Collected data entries
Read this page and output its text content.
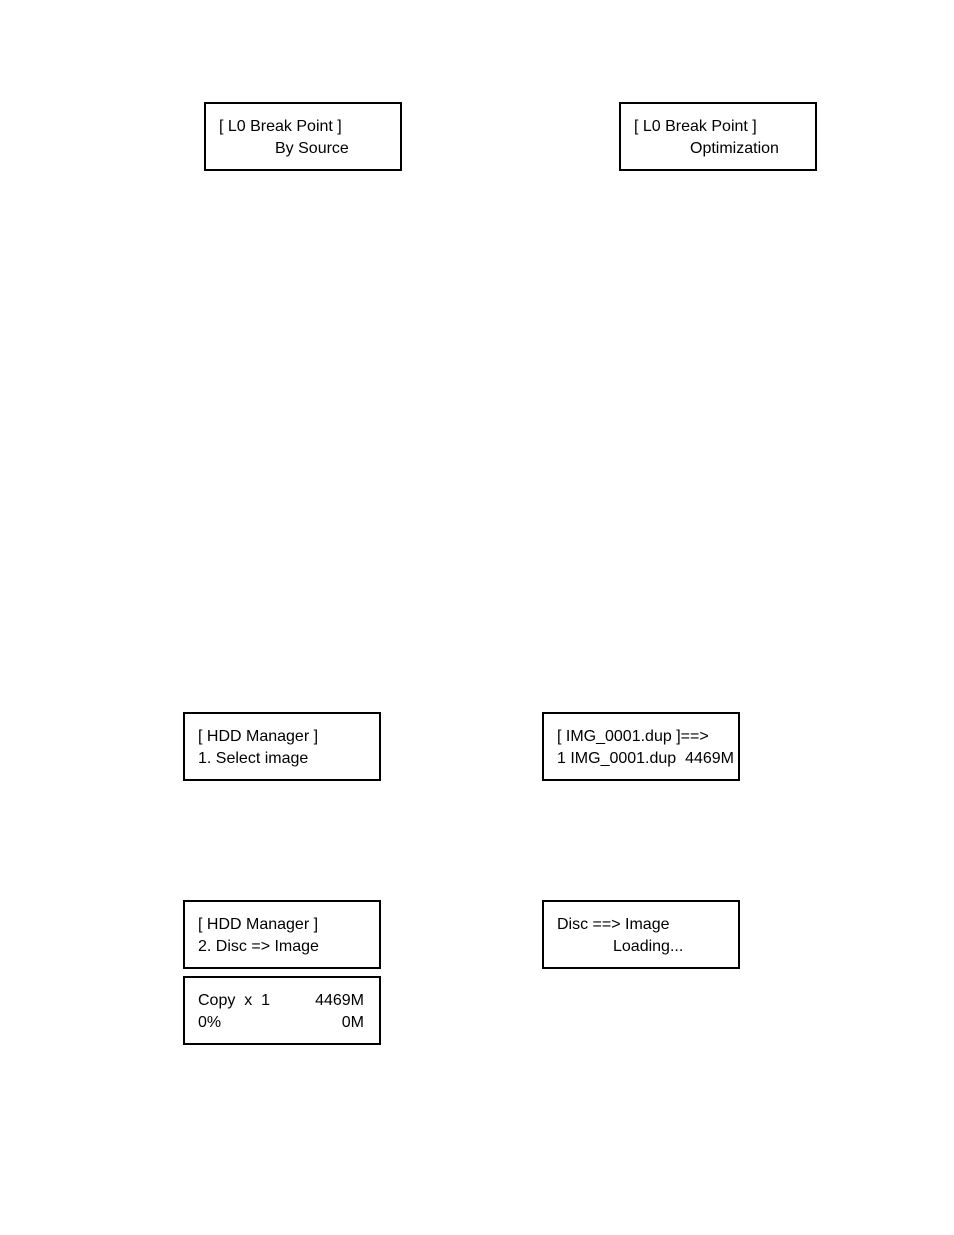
[ L0 Break Point ]
By Source
[ L0 Break Point ]
Optimization
[ HDD Manager ]
1. Select image
[ IMG_0001.dup ]==>
1 IMG_0001.dup  4469M
[ HDD Manager ]
2. Disc => Image
Disc ==> Image
Loading...
Copy  x  1	4469M
0%	0M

### TASK GOAL
Transcribe the listing in full. Omit the pictures and keep every line exact.

### SOLUTION FOR THIS PROBLEM
Read this page and output its text content.
[ L0 Break Point ]
By Source
[ L0 Break Point ]
Optimization
[ HDD Manager ]
1. Select image
[ IMG_0001.dup ]==>
1 IMG_0001.dup  4469M
[ HDD Manager ]
2. Disc => Image
Disc ==> Image
Loading...
Copy  x  1	4469M
0%	0M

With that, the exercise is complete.